#### [Work to complete]
Select the lines below containing the word "Social".

# # # # #

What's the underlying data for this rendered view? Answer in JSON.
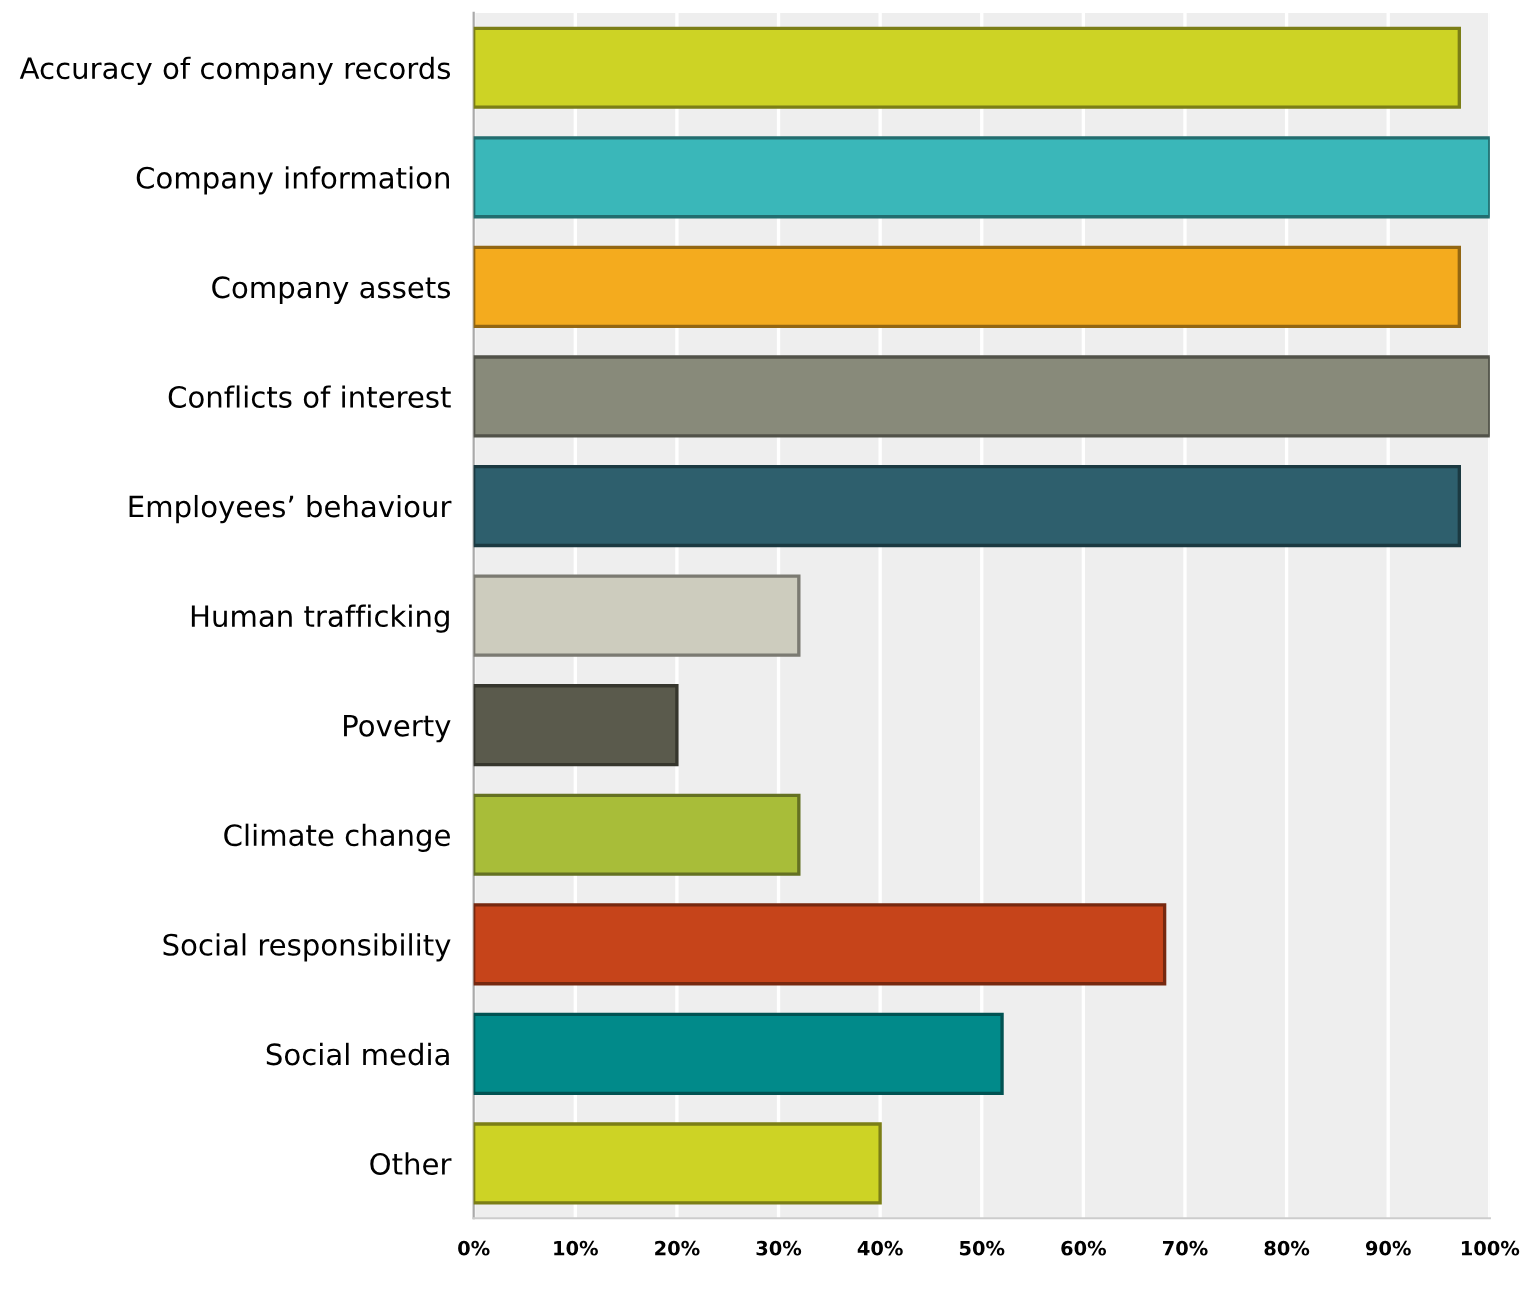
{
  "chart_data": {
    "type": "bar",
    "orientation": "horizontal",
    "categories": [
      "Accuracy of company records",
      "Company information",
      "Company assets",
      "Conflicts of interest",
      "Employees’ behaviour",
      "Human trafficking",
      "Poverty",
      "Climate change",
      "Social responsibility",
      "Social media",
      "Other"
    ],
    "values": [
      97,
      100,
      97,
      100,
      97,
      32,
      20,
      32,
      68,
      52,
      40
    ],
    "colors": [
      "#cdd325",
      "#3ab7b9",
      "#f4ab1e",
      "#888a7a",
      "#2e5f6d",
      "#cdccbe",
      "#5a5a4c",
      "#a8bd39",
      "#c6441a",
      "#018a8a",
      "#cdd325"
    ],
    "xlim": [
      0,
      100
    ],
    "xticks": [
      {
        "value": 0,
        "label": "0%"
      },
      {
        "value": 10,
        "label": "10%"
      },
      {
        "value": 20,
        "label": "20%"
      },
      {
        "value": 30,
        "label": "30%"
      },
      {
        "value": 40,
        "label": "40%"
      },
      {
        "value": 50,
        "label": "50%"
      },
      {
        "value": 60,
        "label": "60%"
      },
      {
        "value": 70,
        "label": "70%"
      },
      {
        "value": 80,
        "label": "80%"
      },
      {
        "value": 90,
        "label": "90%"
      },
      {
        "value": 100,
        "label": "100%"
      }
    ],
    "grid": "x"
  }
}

# # # # #

#### [Answer to the problem]
      "Social responsibility",
      "Social media",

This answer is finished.